• **Data records**
** BEGIN **

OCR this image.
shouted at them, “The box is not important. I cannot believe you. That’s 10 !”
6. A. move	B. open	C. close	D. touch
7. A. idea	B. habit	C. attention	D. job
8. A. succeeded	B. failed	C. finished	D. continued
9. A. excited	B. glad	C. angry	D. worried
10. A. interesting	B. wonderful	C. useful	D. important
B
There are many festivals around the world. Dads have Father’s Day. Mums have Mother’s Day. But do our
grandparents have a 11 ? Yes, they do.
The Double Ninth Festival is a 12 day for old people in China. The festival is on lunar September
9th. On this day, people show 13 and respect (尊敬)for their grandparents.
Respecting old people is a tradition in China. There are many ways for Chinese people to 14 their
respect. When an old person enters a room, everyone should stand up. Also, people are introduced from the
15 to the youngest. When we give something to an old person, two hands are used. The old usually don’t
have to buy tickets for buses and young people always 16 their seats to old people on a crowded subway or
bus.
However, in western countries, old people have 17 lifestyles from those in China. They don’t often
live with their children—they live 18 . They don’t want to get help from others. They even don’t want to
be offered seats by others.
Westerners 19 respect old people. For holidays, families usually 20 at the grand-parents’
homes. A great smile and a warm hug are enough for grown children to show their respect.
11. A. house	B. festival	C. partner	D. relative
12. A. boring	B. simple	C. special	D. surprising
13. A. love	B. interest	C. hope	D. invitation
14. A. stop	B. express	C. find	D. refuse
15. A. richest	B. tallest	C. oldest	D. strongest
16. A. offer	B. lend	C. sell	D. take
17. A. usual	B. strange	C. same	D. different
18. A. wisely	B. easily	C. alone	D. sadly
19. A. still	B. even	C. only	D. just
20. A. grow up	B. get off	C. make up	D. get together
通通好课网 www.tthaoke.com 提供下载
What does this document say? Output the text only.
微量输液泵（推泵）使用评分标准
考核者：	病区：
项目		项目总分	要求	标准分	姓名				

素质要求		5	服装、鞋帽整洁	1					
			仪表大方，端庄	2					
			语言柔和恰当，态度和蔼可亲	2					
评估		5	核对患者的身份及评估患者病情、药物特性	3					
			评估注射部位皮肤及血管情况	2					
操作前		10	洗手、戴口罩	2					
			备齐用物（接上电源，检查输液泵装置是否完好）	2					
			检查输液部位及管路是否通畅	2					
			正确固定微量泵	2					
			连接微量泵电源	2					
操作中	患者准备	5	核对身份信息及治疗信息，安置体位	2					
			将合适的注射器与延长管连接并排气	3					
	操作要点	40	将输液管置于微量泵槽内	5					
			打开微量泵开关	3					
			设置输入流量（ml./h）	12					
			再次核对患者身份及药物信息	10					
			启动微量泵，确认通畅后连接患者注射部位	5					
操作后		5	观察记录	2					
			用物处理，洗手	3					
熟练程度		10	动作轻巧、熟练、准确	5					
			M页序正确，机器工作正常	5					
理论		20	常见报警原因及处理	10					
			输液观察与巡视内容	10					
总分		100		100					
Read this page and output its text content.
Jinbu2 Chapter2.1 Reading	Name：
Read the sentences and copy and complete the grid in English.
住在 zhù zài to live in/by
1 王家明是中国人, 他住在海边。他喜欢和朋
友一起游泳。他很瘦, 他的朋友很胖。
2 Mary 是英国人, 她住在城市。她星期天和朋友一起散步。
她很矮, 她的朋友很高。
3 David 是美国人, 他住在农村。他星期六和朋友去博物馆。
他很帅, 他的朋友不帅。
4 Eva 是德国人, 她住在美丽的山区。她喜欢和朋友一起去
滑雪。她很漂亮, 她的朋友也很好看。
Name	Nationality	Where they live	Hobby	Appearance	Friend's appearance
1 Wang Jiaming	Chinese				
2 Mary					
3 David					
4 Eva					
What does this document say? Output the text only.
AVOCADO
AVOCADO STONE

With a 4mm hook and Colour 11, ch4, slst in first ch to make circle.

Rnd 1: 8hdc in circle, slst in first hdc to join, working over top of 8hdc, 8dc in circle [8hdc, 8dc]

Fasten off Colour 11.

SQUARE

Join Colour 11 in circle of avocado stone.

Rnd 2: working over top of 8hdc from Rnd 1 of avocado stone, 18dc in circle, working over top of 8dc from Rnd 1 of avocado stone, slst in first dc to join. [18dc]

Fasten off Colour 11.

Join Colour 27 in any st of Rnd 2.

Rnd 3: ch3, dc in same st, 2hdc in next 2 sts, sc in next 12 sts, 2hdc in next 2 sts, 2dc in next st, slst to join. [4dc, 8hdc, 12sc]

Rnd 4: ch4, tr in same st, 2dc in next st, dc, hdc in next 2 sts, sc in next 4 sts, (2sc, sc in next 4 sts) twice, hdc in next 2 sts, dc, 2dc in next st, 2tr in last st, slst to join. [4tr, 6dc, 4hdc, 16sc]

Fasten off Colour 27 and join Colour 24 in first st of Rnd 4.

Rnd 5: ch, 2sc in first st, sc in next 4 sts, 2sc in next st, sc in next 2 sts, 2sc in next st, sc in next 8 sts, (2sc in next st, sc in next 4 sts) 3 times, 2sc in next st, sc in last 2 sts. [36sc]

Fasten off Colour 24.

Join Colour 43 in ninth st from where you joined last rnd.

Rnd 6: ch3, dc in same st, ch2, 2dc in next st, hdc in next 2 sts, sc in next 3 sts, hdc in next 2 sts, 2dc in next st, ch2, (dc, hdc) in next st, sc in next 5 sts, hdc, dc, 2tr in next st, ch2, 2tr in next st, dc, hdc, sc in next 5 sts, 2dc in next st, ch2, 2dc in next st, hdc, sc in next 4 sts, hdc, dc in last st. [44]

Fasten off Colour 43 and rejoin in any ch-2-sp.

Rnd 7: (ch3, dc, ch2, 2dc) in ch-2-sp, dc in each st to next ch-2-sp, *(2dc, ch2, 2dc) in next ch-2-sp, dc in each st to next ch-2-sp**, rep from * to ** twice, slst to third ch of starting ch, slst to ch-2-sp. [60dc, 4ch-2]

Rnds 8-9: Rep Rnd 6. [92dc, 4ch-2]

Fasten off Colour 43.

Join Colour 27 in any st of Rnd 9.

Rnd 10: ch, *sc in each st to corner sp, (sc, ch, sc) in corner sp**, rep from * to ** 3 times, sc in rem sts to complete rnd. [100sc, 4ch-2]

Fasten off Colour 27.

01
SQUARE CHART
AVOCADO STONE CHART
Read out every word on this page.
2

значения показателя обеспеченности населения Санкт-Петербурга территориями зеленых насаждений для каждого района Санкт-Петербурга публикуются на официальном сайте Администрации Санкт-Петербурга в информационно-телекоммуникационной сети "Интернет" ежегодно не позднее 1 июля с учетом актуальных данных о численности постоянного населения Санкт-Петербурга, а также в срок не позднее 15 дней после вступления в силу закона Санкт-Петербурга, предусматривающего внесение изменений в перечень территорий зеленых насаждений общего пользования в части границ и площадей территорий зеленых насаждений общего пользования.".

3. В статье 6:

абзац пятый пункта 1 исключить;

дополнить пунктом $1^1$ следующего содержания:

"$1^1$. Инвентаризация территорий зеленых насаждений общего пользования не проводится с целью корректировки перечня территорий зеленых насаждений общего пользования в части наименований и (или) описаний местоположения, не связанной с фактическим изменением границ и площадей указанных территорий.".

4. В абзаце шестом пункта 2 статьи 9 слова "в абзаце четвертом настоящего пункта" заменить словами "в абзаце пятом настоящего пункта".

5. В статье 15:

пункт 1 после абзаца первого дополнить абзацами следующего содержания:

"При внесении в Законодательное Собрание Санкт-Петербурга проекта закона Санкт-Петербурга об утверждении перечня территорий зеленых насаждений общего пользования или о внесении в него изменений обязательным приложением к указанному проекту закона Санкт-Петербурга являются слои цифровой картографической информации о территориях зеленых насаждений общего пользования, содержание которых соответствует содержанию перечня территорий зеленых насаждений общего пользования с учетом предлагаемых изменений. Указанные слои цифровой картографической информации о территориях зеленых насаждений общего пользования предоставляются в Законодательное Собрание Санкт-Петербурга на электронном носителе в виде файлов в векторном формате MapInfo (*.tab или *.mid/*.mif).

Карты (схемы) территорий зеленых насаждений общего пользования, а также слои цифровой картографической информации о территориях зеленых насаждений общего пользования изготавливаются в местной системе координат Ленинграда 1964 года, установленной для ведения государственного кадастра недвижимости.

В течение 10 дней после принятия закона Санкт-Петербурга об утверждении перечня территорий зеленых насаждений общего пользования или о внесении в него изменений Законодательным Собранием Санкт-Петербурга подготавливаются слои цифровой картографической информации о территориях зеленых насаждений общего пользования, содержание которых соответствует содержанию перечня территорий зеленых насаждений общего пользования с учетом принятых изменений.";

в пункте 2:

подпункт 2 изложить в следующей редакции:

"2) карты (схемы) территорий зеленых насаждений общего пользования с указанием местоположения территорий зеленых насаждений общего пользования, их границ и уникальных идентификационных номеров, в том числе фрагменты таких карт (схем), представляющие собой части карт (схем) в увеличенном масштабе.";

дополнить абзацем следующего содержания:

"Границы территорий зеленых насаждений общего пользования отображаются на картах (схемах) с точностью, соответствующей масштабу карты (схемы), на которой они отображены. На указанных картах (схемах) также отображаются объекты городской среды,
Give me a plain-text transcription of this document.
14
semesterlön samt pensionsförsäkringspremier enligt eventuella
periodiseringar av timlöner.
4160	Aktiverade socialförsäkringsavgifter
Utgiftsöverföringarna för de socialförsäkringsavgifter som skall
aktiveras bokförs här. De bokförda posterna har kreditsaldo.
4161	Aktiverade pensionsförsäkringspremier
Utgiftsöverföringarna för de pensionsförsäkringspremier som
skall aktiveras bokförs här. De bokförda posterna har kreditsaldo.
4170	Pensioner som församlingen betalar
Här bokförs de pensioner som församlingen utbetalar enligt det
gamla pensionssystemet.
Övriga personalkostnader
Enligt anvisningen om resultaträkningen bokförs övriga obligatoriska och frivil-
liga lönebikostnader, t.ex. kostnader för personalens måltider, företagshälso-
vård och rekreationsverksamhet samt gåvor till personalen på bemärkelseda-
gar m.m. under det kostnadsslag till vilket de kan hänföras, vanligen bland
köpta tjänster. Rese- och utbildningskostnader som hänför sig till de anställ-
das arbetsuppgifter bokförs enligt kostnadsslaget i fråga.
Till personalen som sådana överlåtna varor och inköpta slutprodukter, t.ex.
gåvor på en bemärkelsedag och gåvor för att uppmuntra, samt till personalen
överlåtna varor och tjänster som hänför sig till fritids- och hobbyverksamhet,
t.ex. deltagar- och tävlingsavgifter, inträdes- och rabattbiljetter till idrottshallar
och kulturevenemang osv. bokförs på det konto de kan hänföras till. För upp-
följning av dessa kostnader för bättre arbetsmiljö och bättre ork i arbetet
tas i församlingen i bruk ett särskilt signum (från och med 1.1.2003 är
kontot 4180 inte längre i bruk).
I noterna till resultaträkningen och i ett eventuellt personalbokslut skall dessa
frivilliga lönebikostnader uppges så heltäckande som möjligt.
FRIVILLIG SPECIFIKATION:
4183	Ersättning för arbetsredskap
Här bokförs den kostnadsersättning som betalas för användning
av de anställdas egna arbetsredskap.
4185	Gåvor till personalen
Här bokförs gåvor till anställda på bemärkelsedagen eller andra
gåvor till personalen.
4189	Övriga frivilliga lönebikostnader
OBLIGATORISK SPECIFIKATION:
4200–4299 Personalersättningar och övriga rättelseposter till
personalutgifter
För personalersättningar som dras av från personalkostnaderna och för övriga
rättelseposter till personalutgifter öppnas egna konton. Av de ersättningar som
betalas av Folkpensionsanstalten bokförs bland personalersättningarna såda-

** END **

• **DO THIS**
Take every line from the records above that has the word "Utgiftsöverföringarna" and copy it.

• **RESULT OF THIS EXERCISE**
Utgiftsöverföringarna för de socialförsäkringsavgifter som skall
Utgiftsöverföringarna för de pensionsförsäkringspremier som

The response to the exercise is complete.